_Passage shown_:
^^^^^^^^^^^^^^^^
Customers spot it right away when companies are not customer-centric. In customer insight sessions that I run, they regularly say things like “it’s all about them; all they want to do is sell me something” or “they really don’t care about me; if they did, I’d hear from them more often.”

When I speak at conferences or workshops, I often ask members of the audience to indicate whether their companies are customer-centric — virtually every hand goes up. It’s simply not acceptable in 2007 to admit to not being customer-centric. But, if you ask their customers, you will likely get an entirely different picture. The problem is that many companies are customer-centric in a very company-centric way. Their focus on customers extends to how they can extract the highest short-term sales from them.

I’ve just finished reading the second edition of Scoring Points, a delightful book by Clive Humby, Terry Hunt and Tim Phillips, that chronicles the strategy behind Tesco’s brilliantly successful Clubcard program. The authors describe how Tesco set out to build customer loyalty on the back of its loyalty scheme; a scheme by the way that is anything but a typical loyalty program.

My experience with Tesco is that it is one of the most customer-centric companies anywhere. Tesco is a company whose stated purpose is to “create value for customers to earn their lifetime loyalty.” It is also a fundamental goal of Tesco to “understand customers better than anyone else.” The difference between Tesco and dozens of other customer-centric companies is that Tesco understands the connection between customer insight and the creation of value for customers.

I would go so far as to suggest that it is virtually impossible to create the kinds of value that customers truly appreciate without first having gathered a great deal of knowledge and insight about customers. As Tim Phillips illustrated in a recent CustomerThink article, Tesco does more (and more unconventional) customer research than any other retailer and the results they get reflect the value of the information they gather.

Being customer-centric means being curious, insightful and creative. The most customer-centric companies I know are those that don’t limit themselves to conventional market research, but instead employ all manner of creative means to understand their customers, what they are going through in their lives, and what they are trying to accomplish. Only by knowing this much about its customers can a firm really know what kinds of value will be truly appreciated.
^^^^^^^^^^^^^^^^
_Written problem a_: Retype the section of the customer-centricity passage between "I would go so" and "be truly appreciated.", inclusive.
^^^^^^^^^^^^^^^^
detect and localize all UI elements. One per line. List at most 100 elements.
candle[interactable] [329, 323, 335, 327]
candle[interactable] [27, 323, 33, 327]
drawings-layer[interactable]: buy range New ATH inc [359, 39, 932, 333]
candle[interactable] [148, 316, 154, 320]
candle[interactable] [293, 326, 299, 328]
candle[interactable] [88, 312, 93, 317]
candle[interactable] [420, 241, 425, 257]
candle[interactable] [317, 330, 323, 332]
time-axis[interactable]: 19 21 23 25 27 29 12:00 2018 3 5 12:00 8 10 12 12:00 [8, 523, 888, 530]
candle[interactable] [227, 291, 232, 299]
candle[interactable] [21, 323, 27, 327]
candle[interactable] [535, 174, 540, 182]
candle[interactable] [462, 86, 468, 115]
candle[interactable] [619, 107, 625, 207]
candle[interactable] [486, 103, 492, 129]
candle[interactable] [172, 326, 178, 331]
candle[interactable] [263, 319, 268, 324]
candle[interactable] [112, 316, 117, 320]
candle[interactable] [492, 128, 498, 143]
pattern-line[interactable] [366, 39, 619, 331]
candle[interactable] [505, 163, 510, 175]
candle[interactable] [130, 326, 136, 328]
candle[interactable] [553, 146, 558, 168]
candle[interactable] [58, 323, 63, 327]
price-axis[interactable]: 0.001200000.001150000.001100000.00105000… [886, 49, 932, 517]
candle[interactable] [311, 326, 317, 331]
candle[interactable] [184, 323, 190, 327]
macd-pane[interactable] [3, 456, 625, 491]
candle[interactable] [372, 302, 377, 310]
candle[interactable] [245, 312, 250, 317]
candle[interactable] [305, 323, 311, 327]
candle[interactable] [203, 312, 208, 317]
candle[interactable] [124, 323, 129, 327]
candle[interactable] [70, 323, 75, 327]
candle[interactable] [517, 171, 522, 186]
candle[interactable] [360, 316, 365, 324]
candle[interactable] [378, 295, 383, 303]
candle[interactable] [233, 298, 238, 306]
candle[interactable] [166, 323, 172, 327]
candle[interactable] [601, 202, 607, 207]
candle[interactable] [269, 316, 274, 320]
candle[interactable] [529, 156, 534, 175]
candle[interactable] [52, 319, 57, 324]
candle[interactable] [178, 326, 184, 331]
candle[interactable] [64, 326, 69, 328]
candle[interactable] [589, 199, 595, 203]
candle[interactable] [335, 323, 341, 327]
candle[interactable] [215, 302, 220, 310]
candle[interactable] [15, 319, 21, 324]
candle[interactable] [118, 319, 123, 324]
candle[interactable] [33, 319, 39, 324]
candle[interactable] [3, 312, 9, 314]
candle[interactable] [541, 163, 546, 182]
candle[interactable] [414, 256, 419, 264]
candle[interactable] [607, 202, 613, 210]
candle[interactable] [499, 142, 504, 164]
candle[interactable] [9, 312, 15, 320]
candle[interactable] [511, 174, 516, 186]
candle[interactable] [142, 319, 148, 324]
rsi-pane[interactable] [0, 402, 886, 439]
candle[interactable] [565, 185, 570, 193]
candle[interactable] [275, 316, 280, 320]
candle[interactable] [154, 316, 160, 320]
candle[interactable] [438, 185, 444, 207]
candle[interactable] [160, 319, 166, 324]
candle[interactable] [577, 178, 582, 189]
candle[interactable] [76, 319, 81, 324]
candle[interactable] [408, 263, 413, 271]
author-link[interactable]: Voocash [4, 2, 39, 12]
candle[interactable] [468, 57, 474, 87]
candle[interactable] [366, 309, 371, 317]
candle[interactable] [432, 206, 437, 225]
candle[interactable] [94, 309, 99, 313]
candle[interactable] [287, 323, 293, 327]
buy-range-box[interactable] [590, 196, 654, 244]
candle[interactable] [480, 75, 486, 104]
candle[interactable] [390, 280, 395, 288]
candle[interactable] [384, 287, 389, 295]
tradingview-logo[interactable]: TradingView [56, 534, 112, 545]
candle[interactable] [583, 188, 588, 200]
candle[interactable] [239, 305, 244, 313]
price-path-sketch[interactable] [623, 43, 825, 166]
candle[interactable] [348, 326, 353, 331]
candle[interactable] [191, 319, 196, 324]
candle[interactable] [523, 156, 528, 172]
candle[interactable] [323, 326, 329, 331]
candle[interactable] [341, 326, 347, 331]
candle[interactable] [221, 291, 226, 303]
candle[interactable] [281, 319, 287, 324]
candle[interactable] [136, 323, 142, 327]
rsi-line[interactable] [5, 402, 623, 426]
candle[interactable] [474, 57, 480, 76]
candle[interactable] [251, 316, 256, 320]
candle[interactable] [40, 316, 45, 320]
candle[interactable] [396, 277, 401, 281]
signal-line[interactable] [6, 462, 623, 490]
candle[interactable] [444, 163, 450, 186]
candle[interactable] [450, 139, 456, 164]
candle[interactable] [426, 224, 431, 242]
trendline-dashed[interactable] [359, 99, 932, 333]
^^^^^^^^^^^^^^^^
_Written problem b_: Echo the lines of the records from their first line through the line holding "candle[interactable] [58, 323, 63, 327]", both ends included.

_Expected answer a_:
I would go so far as to suggest that it is virtually impossible to create the kinds of value that customers truly appreciate without first having gathered a great deal of knowledge and insight about customers. As Tim Phillips illustrated in a recent CustomerThink article, Tesco does more (and more unconventional) customer research than any other retailer and the results they get reflect the value of the information they gather.

Being customer-centric means being curious, insightful and creative. The most customer-centric companies I know are those that don’t limit themselves to conventional market research, but instead employ all manner of creative means to understand their customers, what they are going through in their lives, and what they are trying to accomplish. Only by knowing this much about its customers can a firm really know what kinds of value will be truly appreciated.

_Expected answer b_:
detect and localize all UI elements. One per line. List at most 100 elements.
candle[interactable] [329, 323, 335, 327]
candle[interactable] [27, 323, 33, 327]
drawings-layer[interactable]: buy range New ATH inc [359, 39, 932, 333]
candle[interactable] [148, 316, 154, 320]
candle[interactable] [293, 326, 299, 328]
candle[interactable] [88, 312, 93, 317]
candle[interactable] [420, 241, 425, 257]
candle[interactable] [317, 330, 323, 332]
time-axis[interactable]: 19 21 23 25 27 29 12:00 2018 3 5 12:00 8 10 12 12:00 [8, 523, 888, 530]
candle[interactable] [227, 291, 232, 299]
candle[interactable] [21, 323, 27, 327]
candle[interactable] [535, 174, 540, 182]
candle[interactable] [462, 86, 468, 115]
candle[interactable] [619, 107, 625, 207]
candle[interactable] [486, 103, 492, 129]
candle[interactable] [172, 326, 178, 331]
candle[interactable] [263, 319, 268, 324]
candle[interactable] [112, 316, 117, 320]
candle[interactable] [492, 128, 498, 143]
pattern-line[interactable] [366, 39, 619, 331]
candle[interactable] [505, 163, 510, 175]
candle[interactable] [130, 326, 136, 328]
candle[interactable] [553, 146, 558, 168]
candle[interactable] [58, 323, 63, 327]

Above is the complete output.